[Written instruction] Give back the full listing verbatim, apart from its images.

— START —

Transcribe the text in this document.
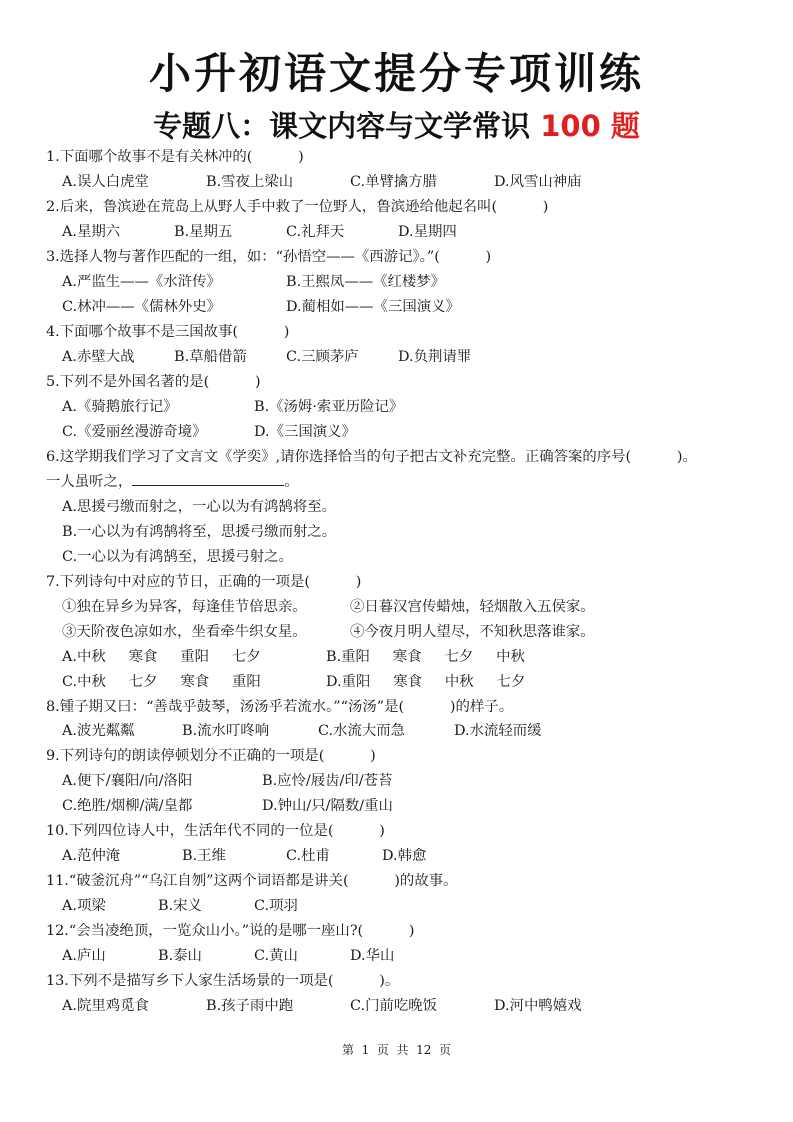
小升初语文提分专项训练
专题八：课文内容与文学常识 100 题
1.下面哪个故事不是有关林冲的(          )
A.误人白虎堂	B.雪夜上梁山	C.单臂擒方腊	D.风雪山神庙
2.后来，鲁滨逊在荒岛上从野人手中救了一位野人，鲁滨逊给他起名叫(          )
A.星期六	B.星期五	C.礼拜天	D.星期四
3.选择人物与著作匹配的一组，如：“孙悟空——《西游记》。”(          )
A.严监生——《水浒传》	B.王熙凤——《红楼梦》
C.林冲——《儒林外史》	D.蔺相如——《三国演义》
4.下面哪个故事不是三国故事(          )
A.赤壁大战	B.草船借箭	C.三顾茅庐	D.负荆请罪
5.下列不是外国名著的是(          )
A.《骑鹅旅行记》	B.《汤姆·索亚历险记》
C.《爱丽丝漫游奇境》	D.《三国演义》
6.这学期我们学习了文言文《学奕》,请你选择恰当的句子把古文补充完整。正确答案的序号(          )。
一人虽听之，	。
A.思援弓缴而射之，一心以为有鸿鹄将至。
B.一心以为有鸿鹄将至，思援弓缴而射之。
C.一心以为有鸿鹄至，思援弓射之。
7.下列诗句中对应的节日，正确的一项是(          )
①独在异乡为异客，每逢佳节倍思亲。	②日暮汉宫传蜡烛，轻烟散入五侯家。
③天阶夜色凉如水，坐看牵牛织女星。	④今夜月明人望尽，不知秋思落谁家。
A.中秋     寒食     重阳     七夕	B.重阳     寒食     七夕     中秋
C.中秋     七夕     寒食     重阳	D.重阳     寒食     中秋     七夕
8.锺子期又曰：“善哉乎鼓琴，汤汤乎若流水。”“汤汤”是(          )的样子。
A.波光粼粼	B.流水叮咚响	C.水流大而急	D.水流轻而缓
9.下列诗句的朗读停顿划分不正确的一项是(          )
A.便下/襄阳/向/洛阳	B.应怜/屐齿/印/苍苔
C.绝胜/烟柳/满/皇都	D.钟山/只/隔数/重山
10.下列四位诗人中，生活年代不同的一位是(          )
A.范仲淹	B.王维	C.杜甫	D.韩愈
11.“破釜沉舟”“乌江自刎”这两个词语都是讲关(          )的故事。
A.项梁	B.宋义	C.项羽
12.“会当凌绝顶，一览众山小。”说的是哪一座山?(          )
A.庐山	B.泰山	C.黄山	D.华山
13.下列不是描写乡下人家生活场景的一项是(          )。
A.院里鸡觅食	B.孩子雨中跑	C.门前吃晚饭	D.河中鸭嬉戏
第  1  页  共  12  页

— END —

[Answer below]
Transcribe the text in this document.
小升初语文提分专项训练
专题八：课文内容与文学常识 100 题
1.下面哪个故事不是有关林冲的(          )
A.误人白虎堂	B.雪夜上梁山	C.单臂擒方腊	D.风雪山神庙
2.后来，鲁滨逊在荒岛上从野人手中救了一位野人，鲁滨逊给他起名叫(          )
A.星期六	B.星期五	C.礼拜天	D.星期四
3.选择人物与著作匹配的一组，如：“孙悟空——《西游记》。”(          )
A.严监生——《水浒传》	B.王熙凤——《红楼梦》
C.林冲——《儒林外史》	D.蔺相如——《三国演义》
4.下面哪个故事不是三国故事(          )
A.赤壁大战	B.草船借箭	C.三顾茅庐	D.负荆请罪
5.下列不是外国名著的是(          )
A.《骑鹅旅行记》	B.《汤姆·索亚历险记》
C.《爱丽丝漫游奇境》	D.《三国演义》
6.这学期我们学习了文言文《学奕》,请你选择恰当的句子把古文补充完整。正确答案的序号(          )。
一人虽听之，	。
A.思援弓缴而射之，一心以为有鸿鹄将至。
B.一心以为有鸿鹄将至，思援弓缴而射之。
C.一心以为有鸿鹄至，思援弓射之。
7.下列诗句中对应的节日，正确的一项是(          )
①独在异乡为异客，每逢佳节倍思亲。	②日暮汉宫传蜡烛，轻烟散入五侯家。
③天阶夜色凉如水，坐看牵牛织女星。	④今夜月明人望尽，不知秋思落谁家。
A.中秋     寒食     重阳     七夕	B.重阳     寒食     七夕     中秋
C.中秋     七夕     寒食     重阳	D.重阳     寒食     中秋     七夕
8.锺子期又曰：“善哉乎鼓琴，汤汤乎若流水。”“汤汤”是(          )的样子。
A.波光粼粼	B.流水叮咚响	C.水流大而急	D.水流轻而缓
9.下列诗句的朗读停顿划分不正确的一项是(          )
A.便下/襄阳/向/洛阳	B.应怜/屐齿/印/苍苔
C.绝胜/烟柳/满/皇都	D.钟山/只/隔数/重山
10.下列四位诗人中，生活年代不同的一位是(          )
A.范仲淹	B.王维	C.杜甫	D.韩愈
11.“破釜沉舟”“乌江自刎”这两个词语都是讲关(          )的故事。
A.项梁	B.宋义	C.项羽
12.“会当凌绝顶，一览众山小。”说的是哪一座山?(          )
A.庐山	B.泰山	C.黄山	D.华山
13.下列不是描写乡下人家生活场景的一项是(          )。
A.院里鸡觅食	B.孩子雨中跑	C.门前吃晚饭	D.河中鸭嬉戏
第  1  页  共  12  页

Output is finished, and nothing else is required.